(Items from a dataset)
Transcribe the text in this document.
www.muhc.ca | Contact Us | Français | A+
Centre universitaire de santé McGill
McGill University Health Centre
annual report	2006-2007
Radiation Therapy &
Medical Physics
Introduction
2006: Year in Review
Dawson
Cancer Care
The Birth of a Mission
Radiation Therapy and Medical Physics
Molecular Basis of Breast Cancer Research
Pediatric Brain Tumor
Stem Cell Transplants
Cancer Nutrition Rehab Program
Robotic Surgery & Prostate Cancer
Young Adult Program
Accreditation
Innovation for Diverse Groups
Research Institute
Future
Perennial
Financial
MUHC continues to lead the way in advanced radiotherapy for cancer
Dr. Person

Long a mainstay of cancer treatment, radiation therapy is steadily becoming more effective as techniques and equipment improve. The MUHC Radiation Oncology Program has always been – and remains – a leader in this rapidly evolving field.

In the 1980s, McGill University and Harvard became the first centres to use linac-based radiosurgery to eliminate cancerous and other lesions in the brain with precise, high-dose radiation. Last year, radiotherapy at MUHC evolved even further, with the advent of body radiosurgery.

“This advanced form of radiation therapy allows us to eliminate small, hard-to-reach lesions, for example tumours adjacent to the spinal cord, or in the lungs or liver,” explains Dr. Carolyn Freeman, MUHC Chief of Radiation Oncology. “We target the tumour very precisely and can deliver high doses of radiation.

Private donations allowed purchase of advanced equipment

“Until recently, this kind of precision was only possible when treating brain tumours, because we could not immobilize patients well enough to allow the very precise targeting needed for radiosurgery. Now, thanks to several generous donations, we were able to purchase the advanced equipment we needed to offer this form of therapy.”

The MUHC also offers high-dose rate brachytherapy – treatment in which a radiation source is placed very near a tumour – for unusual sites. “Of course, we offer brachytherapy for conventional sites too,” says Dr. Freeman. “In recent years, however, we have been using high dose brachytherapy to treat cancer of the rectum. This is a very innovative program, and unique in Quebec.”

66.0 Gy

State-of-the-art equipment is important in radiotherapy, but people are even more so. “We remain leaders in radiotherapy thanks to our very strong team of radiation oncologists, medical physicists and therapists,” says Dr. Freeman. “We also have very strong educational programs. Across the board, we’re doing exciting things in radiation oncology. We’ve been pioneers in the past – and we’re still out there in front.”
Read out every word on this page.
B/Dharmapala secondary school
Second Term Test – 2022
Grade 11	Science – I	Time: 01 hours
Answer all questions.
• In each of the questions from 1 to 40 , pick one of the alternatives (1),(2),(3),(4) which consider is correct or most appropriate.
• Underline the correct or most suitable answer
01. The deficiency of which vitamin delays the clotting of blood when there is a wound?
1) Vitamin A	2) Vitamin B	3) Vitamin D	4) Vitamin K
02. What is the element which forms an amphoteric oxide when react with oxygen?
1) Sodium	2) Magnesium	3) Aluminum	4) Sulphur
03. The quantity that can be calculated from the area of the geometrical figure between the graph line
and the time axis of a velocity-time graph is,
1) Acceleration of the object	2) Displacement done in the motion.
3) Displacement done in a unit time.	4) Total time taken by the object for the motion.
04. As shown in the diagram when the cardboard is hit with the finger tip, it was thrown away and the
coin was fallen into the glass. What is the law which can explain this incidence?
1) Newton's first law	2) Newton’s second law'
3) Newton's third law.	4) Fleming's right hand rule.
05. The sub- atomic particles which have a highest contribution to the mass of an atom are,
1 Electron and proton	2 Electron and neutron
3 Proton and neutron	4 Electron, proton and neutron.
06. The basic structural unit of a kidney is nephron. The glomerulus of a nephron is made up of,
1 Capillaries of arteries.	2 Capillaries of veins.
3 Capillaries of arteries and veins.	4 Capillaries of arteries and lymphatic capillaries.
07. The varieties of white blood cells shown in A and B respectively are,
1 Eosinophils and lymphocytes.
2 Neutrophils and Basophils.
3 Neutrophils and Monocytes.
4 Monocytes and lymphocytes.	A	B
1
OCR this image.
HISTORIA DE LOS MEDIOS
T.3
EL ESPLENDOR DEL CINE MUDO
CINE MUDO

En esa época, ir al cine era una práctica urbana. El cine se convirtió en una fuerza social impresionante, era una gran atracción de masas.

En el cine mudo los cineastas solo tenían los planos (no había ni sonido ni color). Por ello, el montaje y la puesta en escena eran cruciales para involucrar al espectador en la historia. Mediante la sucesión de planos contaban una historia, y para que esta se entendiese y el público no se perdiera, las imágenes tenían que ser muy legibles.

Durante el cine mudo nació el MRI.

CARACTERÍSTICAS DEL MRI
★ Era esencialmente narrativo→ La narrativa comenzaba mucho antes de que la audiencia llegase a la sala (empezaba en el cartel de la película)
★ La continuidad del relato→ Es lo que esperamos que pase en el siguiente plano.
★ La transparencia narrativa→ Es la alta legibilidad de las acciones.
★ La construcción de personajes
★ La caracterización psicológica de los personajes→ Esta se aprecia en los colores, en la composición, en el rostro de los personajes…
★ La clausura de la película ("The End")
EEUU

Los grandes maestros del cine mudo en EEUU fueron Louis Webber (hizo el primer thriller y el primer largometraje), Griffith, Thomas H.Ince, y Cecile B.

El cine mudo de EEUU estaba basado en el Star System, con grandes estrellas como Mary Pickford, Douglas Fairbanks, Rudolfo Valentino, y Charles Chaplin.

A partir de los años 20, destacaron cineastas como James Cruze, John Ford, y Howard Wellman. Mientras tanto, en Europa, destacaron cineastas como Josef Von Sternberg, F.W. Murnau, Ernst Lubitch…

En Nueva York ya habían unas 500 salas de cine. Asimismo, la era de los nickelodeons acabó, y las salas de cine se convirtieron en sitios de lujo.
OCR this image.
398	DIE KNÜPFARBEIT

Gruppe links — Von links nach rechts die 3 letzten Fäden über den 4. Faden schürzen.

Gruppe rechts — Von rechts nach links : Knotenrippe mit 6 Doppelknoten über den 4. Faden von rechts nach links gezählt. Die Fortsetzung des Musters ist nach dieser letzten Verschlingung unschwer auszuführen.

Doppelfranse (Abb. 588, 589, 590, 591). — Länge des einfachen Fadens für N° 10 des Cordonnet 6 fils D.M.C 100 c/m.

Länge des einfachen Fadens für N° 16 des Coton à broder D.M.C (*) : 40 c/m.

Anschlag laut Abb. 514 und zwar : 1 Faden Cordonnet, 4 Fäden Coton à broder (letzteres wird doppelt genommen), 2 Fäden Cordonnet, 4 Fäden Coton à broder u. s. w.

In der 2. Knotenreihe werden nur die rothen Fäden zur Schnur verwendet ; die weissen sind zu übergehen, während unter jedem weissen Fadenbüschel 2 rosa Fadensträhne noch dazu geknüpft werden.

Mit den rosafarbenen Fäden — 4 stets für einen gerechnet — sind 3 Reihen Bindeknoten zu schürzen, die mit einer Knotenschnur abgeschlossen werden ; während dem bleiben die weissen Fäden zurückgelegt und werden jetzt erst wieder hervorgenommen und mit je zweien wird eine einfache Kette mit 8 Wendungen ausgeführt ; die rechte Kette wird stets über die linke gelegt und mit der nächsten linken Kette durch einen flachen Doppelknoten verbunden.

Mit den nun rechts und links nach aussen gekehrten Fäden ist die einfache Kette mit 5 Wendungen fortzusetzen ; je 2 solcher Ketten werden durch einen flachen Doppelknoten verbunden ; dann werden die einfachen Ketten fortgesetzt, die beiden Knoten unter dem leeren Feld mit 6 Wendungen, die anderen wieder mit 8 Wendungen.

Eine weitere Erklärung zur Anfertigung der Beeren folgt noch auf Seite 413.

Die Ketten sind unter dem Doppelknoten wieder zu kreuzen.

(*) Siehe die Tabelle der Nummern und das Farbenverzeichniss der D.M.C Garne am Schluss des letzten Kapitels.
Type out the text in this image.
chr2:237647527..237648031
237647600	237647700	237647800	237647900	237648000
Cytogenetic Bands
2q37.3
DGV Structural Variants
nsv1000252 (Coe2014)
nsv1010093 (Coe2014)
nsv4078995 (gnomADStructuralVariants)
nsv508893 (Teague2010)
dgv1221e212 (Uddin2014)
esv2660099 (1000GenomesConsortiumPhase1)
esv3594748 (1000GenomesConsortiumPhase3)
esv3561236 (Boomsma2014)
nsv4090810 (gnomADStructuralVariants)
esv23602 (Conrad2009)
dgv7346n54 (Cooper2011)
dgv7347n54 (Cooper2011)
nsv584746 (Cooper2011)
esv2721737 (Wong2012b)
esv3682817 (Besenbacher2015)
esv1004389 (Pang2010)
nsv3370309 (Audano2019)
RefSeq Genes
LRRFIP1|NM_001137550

_TASK GOAL:_
Filtering the entries above by the word "blood", copy each line that matches.

_RESPONSE TO THIS EXERCISE:_
01. The deficiency of which vitamin delays the clotting of blood when there is a wound?
07. The varieties of white blood cells shown in A and B respectively are,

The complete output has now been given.